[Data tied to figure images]
* * * * * * * * *
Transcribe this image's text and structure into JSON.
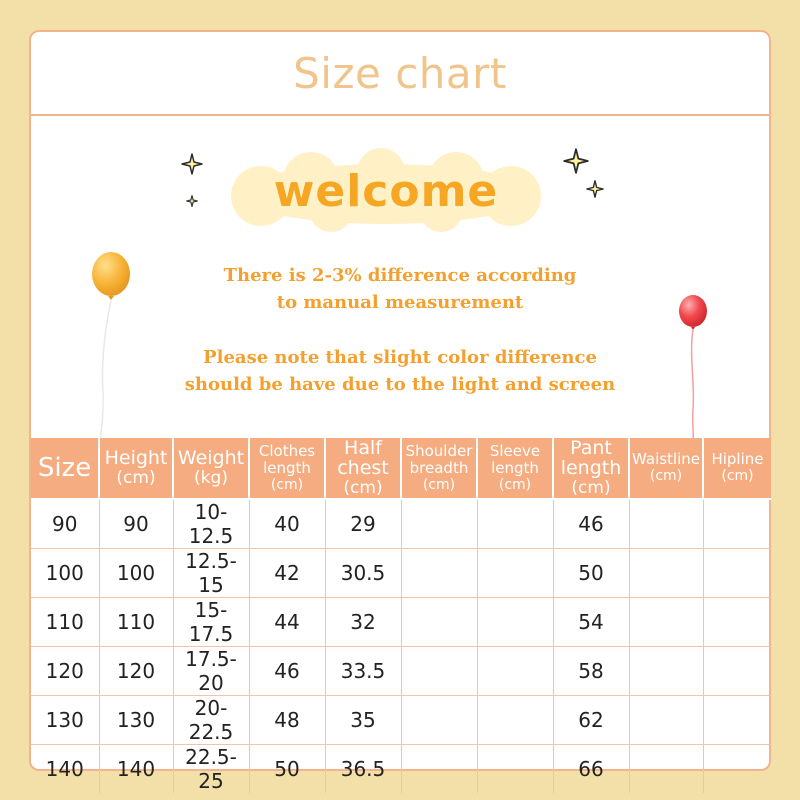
{
  "title": "Size chart",
  "welcome": "welcome",
  "notes": {
    "line1": "There is 2-3% difference according",
    "line2": "to manual measurement",
    "line3": "Please note that slight color difference",
    "line4": "should be have due to the light and screen"
  },
  "colors": {
    "page_background": "#f3dfa8",
    "border": "#f2b48c",
    "title_text": "#f0c58c",
    "header_fill": "#f5ac80",
    "note_text": "#f3a02e",
    "welcome_text": "#f5a623"
  },
  "table": {
    "headers": [
      {
        "label": "Size",
        "unit": ""
      },
      {
        "label": "Height",
        "unit": "(cm)"
      },
      {
        "label": "Weight",
        "unit": "(kg)"
      },
      {
        "label": "Clothes length",
        "unit": "(cm)"
      },
      {
        "label": "Half chest",
        "unit": "(cm)"
      },
      {
        "label": "Shoulder breadth",
        "unit": "(cm)"
      },
      {
        "label": "Sleeve length",
        "unit": "(cm)"
      },
      {
        "label": "Pant length",
        "unit": "(cm)"
      },
      {
        "label": "Waistline",
        "unit": "(cm)"
      },
      {
        "label": "Hipline",
        "unit": "(cm)"
      }
    ],
    "rows": [
      [
        "90",
        "90",
        "10-12.5",
        "40",
        "29",
        "",
        "",
        "46",
        "",
        ""
      ],
      [
        "100",
        "100",
        "12.5-15",
        "42",
        "30.5",
        "",
        "",
        "50",
        "",
        ""
      ],
      [
        "110",
        "110",
        "15-17.5",
        "44",
        "32",
        "",
        "",
        "54",
        "",
        ""
      ],
      [
        "120",
        "120",
        "17.5-20",
        "46",
        "33.5",
        "",
        "",
        "58",
        "",
        ""
      ],
      [
        "130",
        "130",
        "20-22.5",
        "48",
        "35",
        "",
        "",
        "62",
        "",
        ""
      ],
      [
        "140",
        "140",
        "22.5-25",
        "50",
        "36.5",
        "",
        "",
        "66",
        "",
        ""
      ]
    ]
  }
}
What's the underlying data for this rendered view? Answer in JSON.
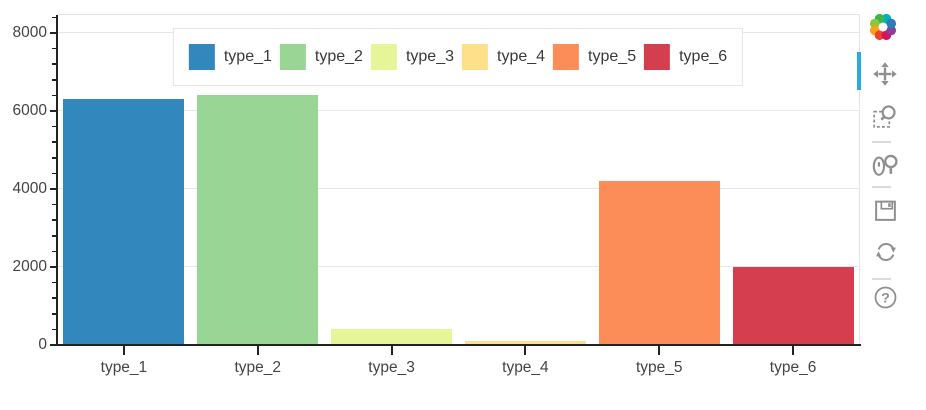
{
  "chart_data": {
    "type": "bar",
    "title": "",
    "xlabel": "",
    "ylabel": "",
    "categories": [
      "type_1",
      "type_2",
      "type_3",
      "type_4",
      "type_5",
      "type_6"
    ],
    "values": [
      6300,
      6400,
      400,
      100,
      4200,
      2000
    ],
    "colors": [
      "#3288bd",
      "#99d594",
      "#e6f598",
      "#fee08b",
      "#fc8d59",
      "#d53e4f"
    ],
    "ylim": [
      0,
      8460
    ],
    "yticks": [
      0,
      2000,
      4000,
      6000,
      8000
    ],
    "ytick_labels": [
      "0",
      "2000",
      "4000",
      "6000",
      "8000"
    ],
    "minor_tick_step": 400,
    "grid": "horizontal-only",
    "legend": {
      "position": "top-center",
      "orientation": "horizontal",
      "labels": [
        "type_1",
        "type_2",
        "type_3",
        "type_4",
        "type_5",
        "type_6"
      ]
    }
  },
  "toolbar": {
    "active_tool": "pan",
    "active_indicator_color": "#26aae1",
    "icon_color": "#8f8f8f",
    "tools": [
      {
        "name": "pan",
        "icon": "move-icon",
        "active": true
      },
      {
        "name": "box-zoom",
        "icon": "box-zoom-icon",
        "active": false
      },
      {
        "name": "wheel-zoom",
        "icon": "wheel-zoom-icon",
        "active": false
      },
      {
        "name": "save",
        "icon": "save-icon",
        "active": false
      },
      {
        "name": "reset",
        "icon": "reset-icon",
        "active": false
      },
      {
        "name": "help",
        "icon": "help-icon",
        "active": false
      }
    ]
  },
  "colors": {
    "grid": "#e7e7e7",
    "axis": "#222222",
    "tick_label": "#444444",
    "legend_border": "#e5e5e5",
    "plot_outline": "#e5e5e5"
  }
}
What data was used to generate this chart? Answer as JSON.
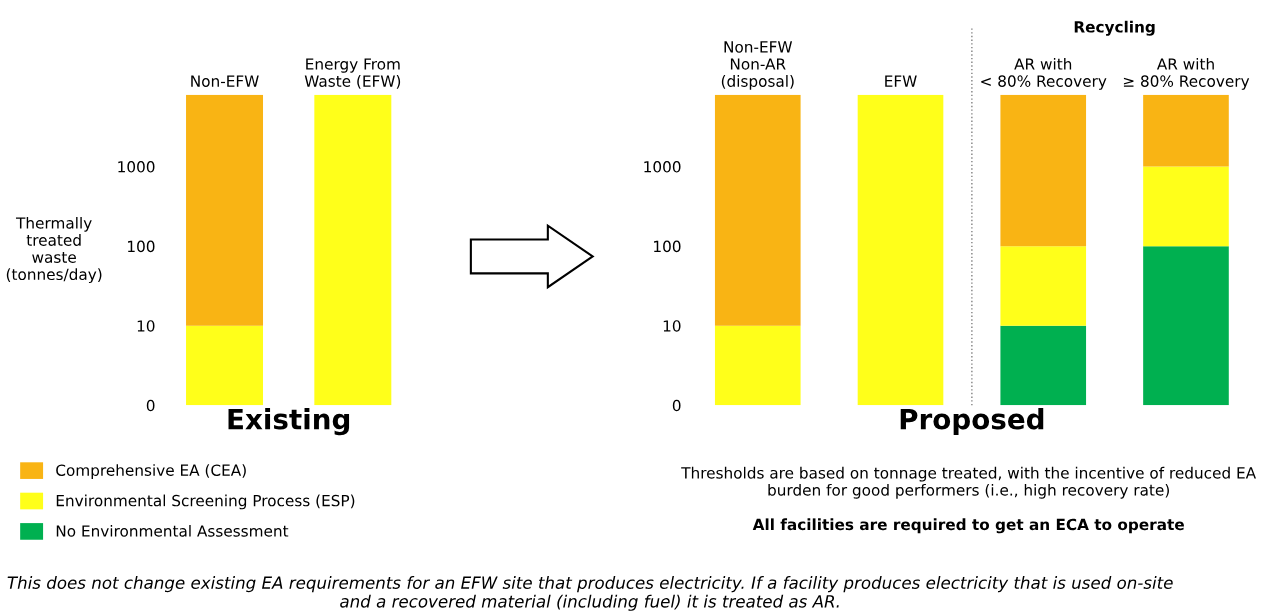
{
  "chart_data": [
    {
      "type": "bar",
      "stacked": true,
      "log": "y",
      "xlabel": "Existing",
      "ylabel": "Thermally\ntreated\nwaste\n(tonnes/day)",
      "categories": [
        "Non-EFW",
        "Energy From\nWaste (EFW)"
      ],
      "series": [
        {
          "name": "No Environmental Assessment",
          "color": "#00b050",
          "values": [
            0,
            0
          ]
        },
        {
          "name": "Environmental Screening Process (ESP)",
          "color": "#ffff1a",
          "values": [
            10,
            8000
          ]
        },
        {
          "name": "Comprehensive EA (CEA)",
          "color": "#f9b414",
          "values": [
            7990,
            0
          ]
        }
      ],
      "ylim": [
        0,
        8000
      ],
      "yticks": [
        0,
        10,
        100,
        1000
      ],
      "grid": false,
      "legend": "bottom left"
    },
    {
      "type": "bar",
      "stacked": true,
      "log": "y",
      "xlabel": "Proposed",
      "categories": [
        "Non-EFW\nNon-AR\n(disposal)",
        "EFW",
        "AR with\n< 80% Recovery",
        "AR with\n≥ 80% Recovery"
      ],
      "series": [
        {
          "color": "#00b050",
          "values": [
            0,
            0,
            10,
            100
          ]
        },
        {
          "color": "#ffff1a",
          "values": [
            10,
            8000,
            90,
            900
          ]
        },
        {
          "color": "#f9b414",
          "values": [
            7990,
            0,
            7900,
            7000
          ]
        }
      ],
      "ylim": [
        0,
        8000
      ],
      "yticks": [
        0,
        10,
        100,
        1000
      ],
      "grid": false,
      "annotations": [
        "Recycling",
        "Thresholds are based on tonnage treated, with the incentive of reduced EA burden for good performers (i.e., high recovery rate)",
        "All facilities are required to get an ECA to operate",
        "This does not change existing EA requirements for an EFW site that produces electricity. If a facility produces electricity that is used on-site and a recovered material (including fuel) it is treated as AR."
      ]
    }
  ]
}
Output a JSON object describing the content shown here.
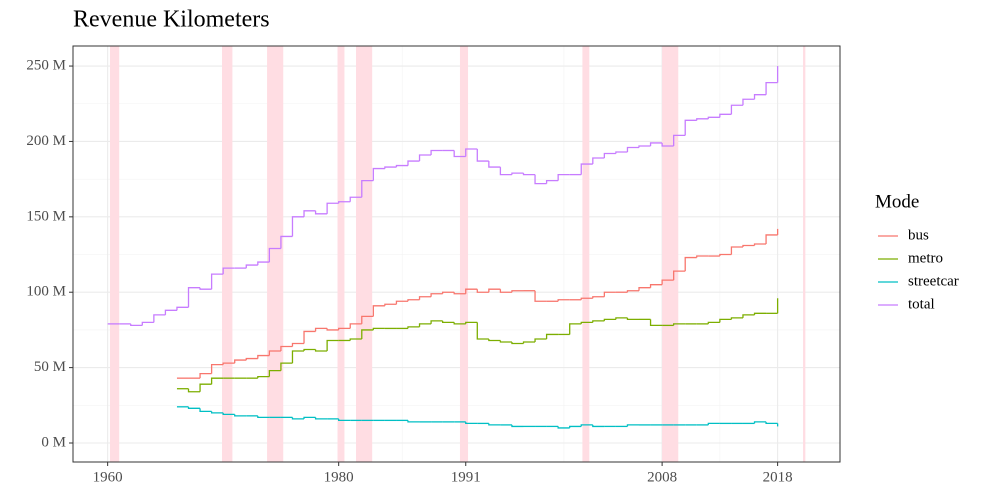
{
  "chart_data": {
    "type": "step-line",
    "title": "Revenue Kilometers",
    "x": [
      1960,
      1961,
      1962,
      1963,
      1964,
      1965,
      1966,
      1967,
      1968,
      1969,
      1970,
      1971,
      1972,
      1973,
      1974,
      1975,
      1976,
      1977,
      1978,
      1979,
      1980,
      1981,
      1982,
      1983,
      1984,
      1985,
      1986,
      1987,
      1988,
      1989,
      1990,
      1991,
      1992,
      1993,
      1994,
      1995,
      1996,
      1997,
      1998,
      1999,
      2000,
      2001,
      2002,
      2003,
      2004,
      2005,
      2006,
      2007,
      2008,
      2009,
      2010,
      2011,
      2012,
      2013,
      2014,
      2015,
      2016,
      2017,
      2018
    ],
    "series": [
      {
        "name": "bus",
        "color": "#F8766D",
        "values": [
          null,
          null,
          null,
          null,
          null,
          null,
          43,
          43,
          46,
          52,
          53,
          55,
          56,
          58,
          61,
          64,
          66,
          74,
          76,
          75,
          76,
          79,
          84,
          91,
          92,
          94,
          95,
          97,
          99,
          100,
          99,
          102,
          100,
          102,
          100,
          101,
          101,
          94,
          94,
          95,
          95,
          96,
          97,
          100,
          100,
          101,
          103,
          105,
          108,
          114,
          123,
          124,
          124,
          125,
          130,
          131,
          132,
          138,
          142
        ]
      },
      {
        "name": "metro",
        "color": "#7CAE00",
        "values": [
          null,
          null,
          null,
          null,
          null,
          null,
          36,
          34,
          39,
          43,
          43,
          43,
          43,
          44,
          48,
          53,
          61,
          62,
          61,
          68,
          68,
          69,
          75,
          76,
          76,
          76,
          77,
          79,
          81,
          80,
          79,
          80,
          69,
          68,
          67,
          66,
          67,
          69,
          72,
          72,
          79,
          80,
          81,
          82,
          83,
          82,
          82,
          78,
          78,
          79,
          79,
          79,
          80,
          82,
          83,
          85,
          86,
          86,
          96
        ]
      },
      {
        "name": "streetcar",
        "color": "#00BFC4",
        "values": [
          null,
          null,
          null,
          null,
          null,
          null,
          24,
          23,
          21,
          20,
          19,
          18,
          18,
          17,
          17,
          17,
          16,
          17,
          16,
          16,
          15,
          15,
          15,
          15,
          15,
          15,
          14,
          14,
          14,
          14,
          14,
          13,
          13,
          12,
          12,
          11,
          11,
          11,
          11,
          10,
          11,
          12,
          11,
          11,
          11,
          12,
          12,
          12,
          12,
          12,
          12,
          12,
          13,
          13,
          13,
          13,
          14,
          13,
          11
        ]
      },
      {
        "name": "total",
        "color": "#C77CFF",
        "values": [
          79,
          79,
          78,
          80,
          85,
          88,
          90,
          103,
          102,
          112,
          116,
          116,
          118,
          120,
          129,
          137,
          150,
          154,
          152,
          159,
          160,
          163,
          174,
          182,
          183,
          184,
          187,
          191,
          194,
          194,
          190,
          195,
          187,
          183,
          178,
          179,
          178,
          172,
          174,
          178,
          178,
          185,
          189,
          192,
          193,
          196,
          197,
          199,
          197,
          204,
          214,
          215,
          216,
          218,
          224,
          228,
          231,
          239,
          250
        ]
      }
    ],
    "recessions": [
      [
        1960.2,
        1961.0
      ],
      [
        1969.9,
        1970.8
      ],
      [
        1973.8,
        1975.2
      ],
      [
        1979.9,
        1980.5
      ],
      [
        1981.5,
        1982.9
      ],
      [
        1990.5,
        1991.2
      ],
      [
        2001.1,
        2001.7
      ],
      [
        2008.0,
        2009.4
      ],
      [
        2020.2,
        2020.4
      ]
    ],
    "recession_color": "#FFDDE3",
    "xlim": [
      1957,
      2023.4
    ],
    "xticks": [
      1960,
      1980,
      1991,
      2008,
      2018
    ],
    "ylim": [
      -12.6,
      263.3
    ],
    "yticks": [
      {
        "value": 0,
        "label": "0 M"
      },
      {
        "value": 50,
        "label": "50 M"
      },
      {
        "value": 100,
        "label": "100 M"
      },
      {
        "value": 150,
        "label": "150 M"
      },
      {
        "value": 200,
        "label": "200 M"
      },
      {
        "value": 250,
        "label": "250 M"
      }
    ],
    "grid": true,
    "legend_title": "Mode",
    "legend_position": "right"
  }
}
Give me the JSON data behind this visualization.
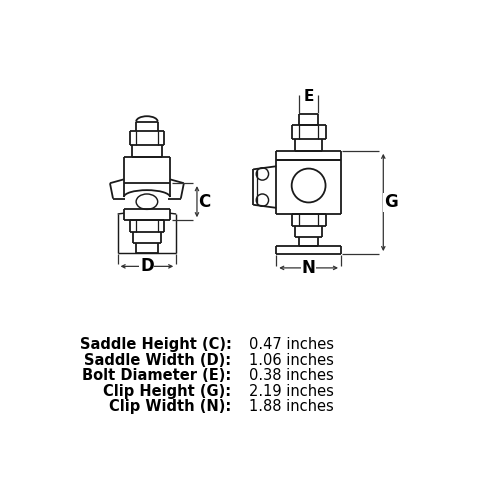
{
  "specs": [
    {
      "label": "Saddle Height (C):",
      "value": "0.47 inches"
    },
    {
      "label": "Saddle Width (D):",
      "value": "1.06 inches"
    },
    {
      "label": "Bolt Diameter (E):",
      "value": "0.38 inches"
    },
    {
      "label": "Clip Height (G):",
      "value": "2.19 inches"
    },
    {
      "label": "Clip Width (N):",
      "value": "1.88 inches"
    }
  ],
  "bg_color": "#ffffff",
  "line_color": "#1a1a1a",
  "text_color": "#000000",
  "dim_color": "#333333",
  "lw_main": 1.3,
  "lw_dim": 0.9,
  "spec_fontsize": 10.5
}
* * * * * * * * *
#### [WHAT THE TASK ASKS]
Check each line of the records above for the string "used", and report every line that has it.

#### [EXERCISE ANSWER]
What data was used to generate this chart? Answer as JSON.
        "This does not change existing EA requirements for an EFW site that produces electricity. If a facility produces electricity that is used on-site and a recovered material (including fuel) it is treated as AR."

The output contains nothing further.